### AIM
Set out each line from the following listing that includes the word "chart".

### Data entries
═══

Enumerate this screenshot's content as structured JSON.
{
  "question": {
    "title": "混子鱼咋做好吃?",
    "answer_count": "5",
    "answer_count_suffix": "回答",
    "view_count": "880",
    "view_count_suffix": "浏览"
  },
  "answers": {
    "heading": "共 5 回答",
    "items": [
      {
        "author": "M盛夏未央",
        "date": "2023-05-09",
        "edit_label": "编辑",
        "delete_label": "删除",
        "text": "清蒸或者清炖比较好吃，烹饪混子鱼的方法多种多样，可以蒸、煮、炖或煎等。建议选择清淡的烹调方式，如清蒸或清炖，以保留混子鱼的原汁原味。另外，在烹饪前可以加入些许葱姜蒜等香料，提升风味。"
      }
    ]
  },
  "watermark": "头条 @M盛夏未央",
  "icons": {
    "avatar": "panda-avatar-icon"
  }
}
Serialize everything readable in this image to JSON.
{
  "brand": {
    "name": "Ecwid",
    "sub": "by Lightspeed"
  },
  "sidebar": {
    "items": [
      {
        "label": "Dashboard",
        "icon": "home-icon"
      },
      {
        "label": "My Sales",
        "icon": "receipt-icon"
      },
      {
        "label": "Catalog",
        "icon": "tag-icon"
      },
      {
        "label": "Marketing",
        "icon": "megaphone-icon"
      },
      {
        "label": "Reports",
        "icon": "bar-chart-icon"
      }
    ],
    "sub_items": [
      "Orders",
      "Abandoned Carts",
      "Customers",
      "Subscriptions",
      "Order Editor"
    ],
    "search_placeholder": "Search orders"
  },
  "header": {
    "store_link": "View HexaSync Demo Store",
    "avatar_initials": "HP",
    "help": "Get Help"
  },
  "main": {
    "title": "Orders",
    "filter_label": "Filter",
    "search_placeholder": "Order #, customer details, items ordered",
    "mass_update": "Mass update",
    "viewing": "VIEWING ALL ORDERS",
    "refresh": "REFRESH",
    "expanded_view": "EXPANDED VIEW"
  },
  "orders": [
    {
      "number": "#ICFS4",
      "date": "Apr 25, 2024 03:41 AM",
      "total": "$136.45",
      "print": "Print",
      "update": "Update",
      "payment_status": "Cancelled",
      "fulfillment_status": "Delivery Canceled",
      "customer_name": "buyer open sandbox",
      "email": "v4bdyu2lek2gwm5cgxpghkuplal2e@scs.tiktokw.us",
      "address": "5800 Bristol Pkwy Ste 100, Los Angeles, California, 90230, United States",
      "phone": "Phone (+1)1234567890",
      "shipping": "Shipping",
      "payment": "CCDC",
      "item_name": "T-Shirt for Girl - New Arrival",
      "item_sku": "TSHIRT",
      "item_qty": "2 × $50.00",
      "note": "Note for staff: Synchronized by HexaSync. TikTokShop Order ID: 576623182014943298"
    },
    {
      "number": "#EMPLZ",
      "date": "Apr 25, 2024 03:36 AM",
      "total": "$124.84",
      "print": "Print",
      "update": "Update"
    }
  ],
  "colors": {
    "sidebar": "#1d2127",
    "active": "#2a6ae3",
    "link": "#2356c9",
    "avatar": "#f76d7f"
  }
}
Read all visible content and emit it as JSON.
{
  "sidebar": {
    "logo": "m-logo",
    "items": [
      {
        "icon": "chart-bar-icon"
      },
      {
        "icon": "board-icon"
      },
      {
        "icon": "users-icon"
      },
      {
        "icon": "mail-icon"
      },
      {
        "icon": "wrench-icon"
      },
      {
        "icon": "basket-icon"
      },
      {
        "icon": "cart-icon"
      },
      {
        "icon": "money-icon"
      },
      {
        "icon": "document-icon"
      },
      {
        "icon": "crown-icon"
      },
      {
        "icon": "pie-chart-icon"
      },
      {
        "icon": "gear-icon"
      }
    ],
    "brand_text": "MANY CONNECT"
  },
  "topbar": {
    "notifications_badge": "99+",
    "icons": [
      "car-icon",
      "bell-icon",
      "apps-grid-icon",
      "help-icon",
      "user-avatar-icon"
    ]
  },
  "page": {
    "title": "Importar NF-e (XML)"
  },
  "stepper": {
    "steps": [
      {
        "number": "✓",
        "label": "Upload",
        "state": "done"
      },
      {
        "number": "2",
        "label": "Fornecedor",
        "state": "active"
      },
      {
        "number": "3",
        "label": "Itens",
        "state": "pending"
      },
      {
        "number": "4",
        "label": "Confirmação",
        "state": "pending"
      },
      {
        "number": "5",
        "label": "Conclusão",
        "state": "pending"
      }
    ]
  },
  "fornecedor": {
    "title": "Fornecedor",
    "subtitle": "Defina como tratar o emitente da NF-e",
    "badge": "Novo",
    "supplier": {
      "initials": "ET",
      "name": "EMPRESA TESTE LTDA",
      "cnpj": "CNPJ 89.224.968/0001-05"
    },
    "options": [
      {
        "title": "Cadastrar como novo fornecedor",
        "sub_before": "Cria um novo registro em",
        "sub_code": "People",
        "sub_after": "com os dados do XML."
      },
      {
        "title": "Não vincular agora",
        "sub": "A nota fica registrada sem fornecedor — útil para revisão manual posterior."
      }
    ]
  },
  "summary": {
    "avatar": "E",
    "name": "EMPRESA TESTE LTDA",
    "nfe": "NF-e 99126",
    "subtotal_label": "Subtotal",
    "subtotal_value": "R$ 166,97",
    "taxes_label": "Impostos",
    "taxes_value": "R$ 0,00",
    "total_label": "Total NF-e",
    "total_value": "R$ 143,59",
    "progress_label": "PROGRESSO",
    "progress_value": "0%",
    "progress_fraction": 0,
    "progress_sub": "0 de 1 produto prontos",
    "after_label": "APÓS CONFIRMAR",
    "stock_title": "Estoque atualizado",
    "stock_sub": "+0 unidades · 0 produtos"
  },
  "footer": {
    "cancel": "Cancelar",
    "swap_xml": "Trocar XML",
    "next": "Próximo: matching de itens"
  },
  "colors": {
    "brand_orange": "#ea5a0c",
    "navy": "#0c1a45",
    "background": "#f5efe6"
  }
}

═══

### OUTPUT FOR THIS EXERCISE
        "icon": "bar-chart-icon"
        "icon": "chart-bar-icon"
        "icon": "pie-chart-icon"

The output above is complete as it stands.